- TASK GOAL
Single out the lines of the material that contain "value" and copy them.

___ RAW RECORDS

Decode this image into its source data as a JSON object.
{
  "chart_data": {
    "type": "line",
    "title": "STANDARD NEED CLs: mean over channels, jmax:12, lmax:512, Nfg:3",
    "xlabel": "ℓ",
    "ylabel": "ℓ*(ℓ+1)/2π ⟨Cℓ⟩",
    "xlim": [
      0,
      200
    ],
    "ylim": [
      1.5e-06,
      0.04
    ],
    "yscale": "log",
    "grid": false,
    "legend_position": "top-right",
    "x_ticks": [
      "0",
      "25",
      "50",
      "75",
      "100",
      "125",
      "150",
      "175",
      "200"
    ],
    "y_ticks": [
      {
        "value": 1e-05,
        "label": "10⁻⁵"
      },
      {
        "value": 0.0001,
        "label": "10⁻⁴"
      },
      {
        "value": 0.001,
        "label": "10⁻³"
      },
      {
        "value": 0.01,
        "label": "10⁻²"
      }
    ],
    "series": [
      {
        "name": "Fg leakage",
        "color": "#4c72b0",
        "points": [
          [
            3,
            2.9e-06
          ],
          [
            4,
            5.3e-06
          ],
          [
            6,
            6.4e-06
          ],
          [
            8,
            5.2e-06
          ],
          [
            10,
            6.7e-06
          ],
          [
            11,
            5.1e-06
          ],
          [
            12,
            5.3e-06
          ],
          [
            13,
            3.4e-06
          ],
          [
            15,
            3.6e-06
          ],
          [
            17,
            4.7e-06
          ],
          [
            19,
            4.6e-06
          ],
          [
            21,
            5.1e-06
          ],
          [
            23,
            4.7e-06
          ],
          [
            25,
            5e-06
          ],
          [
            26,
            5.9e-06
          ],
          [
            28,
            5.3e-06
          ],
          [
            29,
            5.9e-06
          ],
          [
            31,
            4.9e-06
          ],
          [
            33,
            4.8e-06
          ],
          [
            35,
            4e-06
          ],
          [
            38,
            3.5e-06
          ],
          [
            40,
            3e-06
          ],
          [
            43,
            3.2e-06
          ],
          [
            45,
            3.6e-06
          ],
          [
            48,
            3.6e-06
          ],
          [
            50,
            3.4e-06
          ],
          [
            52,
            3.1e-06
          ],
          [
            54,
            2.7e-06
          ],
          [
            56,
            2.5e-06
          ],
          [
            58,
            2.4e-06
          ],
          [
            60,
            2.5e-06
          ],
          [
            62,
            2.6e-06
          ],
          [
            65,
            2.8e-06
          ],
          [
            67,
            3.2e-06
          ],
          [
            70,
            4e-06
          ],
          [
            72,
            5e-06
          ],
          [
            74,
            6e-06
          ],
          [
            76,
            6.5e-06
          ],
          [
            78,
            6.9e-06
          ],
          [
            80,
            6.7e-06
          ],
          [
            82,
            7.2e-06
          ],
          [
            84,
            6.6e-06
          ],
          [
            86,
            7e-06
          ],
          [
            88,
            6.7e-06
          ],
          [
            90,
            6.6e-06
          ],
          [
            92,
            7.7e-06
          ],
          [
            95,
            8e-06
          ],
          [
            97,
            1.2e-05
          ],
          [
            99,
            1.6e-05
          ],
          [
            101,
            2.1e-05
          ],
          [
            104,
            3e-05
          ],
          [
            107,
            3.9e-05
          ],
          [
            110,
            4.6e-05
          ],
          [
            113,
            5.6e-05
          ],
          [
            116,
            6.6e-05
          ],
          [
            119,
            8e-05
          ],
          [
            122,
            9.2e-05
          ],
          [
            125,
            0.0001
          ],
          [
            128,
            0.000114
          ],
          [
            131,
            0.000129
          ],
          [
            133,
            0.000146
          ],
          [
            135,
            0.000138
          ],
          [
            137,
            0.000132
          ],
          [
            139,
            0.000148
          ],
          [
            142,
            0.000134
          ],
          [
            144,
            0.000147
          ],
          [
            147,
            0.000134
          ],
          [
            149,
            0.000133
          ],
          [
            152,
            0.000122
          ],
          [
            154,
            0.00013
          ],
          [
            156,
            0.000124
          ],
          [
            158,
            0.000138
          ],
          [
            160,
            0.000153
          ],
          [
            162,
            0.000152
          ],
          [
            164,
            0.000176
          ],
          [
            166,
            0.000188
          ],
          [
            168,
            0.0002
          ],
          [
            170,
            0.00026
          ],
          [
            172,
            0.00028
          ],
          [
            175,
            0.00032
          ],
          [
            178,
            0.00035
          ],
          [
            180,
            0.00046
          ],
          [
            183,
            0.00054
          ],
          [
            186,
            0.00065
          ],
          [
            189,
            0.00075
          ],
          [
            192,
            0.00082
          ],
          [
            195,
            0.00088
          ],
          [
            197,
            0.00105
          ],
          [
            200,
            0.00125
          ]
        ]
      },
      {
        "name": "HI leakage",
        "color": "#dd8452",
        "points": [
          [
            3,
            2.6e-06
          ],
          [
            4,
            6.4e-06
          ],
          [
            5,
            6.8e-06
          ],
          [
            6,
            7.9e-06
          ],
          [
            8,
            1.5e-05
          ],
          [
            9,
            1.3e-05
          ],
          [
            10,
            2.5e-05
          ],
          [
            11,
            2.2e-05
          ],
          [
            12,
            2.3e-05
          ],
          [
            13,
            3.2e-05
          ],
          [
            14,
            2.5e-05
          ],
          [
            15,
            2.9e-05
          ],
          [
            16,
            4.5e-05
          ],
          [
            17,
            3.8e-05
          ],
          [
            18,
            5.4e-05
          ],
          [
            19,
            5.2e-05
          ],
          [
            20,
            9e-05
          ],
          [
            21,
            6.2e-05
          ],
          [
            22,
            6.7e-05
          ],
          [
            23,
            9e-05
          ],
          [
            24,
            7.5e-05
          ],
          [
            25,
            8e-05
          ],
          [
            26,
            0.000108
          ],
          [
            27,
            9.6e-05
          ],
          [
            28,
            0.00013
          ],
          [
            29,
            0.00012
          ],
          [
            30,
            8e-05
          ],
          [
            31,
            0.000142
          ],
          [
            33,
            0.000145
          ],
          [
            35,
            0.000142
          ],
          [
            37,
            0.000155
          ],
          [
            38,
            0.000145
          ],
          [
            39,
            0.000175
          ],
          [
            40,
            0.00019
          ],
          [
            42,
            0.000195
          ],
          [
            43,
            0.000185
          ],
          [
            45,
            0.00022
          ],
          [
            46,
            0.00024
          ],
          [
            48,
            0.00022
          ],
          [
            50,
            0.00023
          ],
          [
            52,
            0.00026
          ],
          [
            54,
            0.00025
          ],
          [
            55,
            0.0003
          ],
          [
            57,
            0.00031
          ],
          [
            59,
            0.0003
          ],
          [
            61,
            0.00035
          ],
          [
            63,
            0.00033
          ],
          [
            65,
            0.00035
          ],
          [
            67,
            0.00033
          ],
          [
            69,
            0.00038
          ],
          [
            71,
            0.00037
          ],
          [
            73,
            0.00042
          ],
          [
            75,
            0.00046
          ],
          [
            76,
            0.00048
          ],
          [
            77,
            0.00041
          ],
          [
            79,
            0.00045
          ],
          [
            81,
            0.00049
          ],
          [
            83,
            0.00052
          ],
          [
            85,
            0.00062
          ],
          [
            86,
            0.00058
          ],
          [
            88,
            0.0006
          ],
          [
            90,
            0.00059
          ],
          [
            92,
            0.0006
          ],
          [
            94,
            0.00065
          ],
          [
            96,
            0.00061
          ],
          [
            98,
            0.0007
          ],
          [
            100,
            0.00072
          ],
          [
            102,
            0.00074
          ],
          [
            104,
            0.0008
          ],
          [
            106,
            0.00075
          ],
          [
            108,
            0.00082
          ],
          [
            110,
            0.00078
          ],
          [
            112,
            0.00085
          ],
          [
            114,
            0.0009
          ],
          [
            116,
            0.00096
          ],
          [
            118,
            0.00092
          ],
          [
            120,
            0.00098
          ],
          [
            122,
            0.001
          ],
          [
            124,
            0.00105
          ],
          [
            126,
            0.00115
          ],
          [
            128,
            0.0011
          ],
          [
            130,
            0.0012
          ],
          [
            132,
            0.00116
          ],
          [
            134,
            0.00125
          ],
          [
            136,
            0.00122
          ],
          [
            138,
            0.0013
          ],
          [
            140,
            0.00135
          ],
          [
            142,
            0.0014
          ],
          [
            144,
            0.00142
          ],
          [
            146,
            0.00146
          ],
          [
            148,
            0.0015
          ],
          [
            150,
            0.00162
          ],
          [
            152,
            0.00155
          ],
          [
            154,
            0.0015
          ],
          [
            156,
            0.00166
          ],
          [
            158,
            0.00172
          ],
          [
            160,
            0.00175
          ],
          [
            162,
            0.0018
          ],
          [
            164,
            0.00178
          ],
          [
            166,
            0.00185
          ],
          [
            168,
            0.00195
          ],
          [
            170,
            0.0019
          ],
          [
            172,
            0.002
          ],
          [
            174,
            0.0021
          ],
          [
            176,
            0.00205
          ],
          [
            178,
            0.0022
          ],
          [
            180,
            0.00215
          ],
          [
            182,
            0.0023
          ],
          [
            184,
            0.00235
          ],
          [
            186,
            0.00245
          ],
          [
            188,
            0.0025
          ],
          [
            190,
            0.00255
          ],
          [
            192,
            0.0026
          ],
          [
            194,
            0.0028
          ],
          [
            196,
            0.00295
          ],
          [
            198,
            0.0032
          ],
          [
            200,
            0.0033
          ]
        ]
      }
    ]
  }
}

______

- RESULT OF THE EXERCISE
        "value": 1e-05,
        "value": 0.0001,
        "value": 0.001,
        "value": 0.01,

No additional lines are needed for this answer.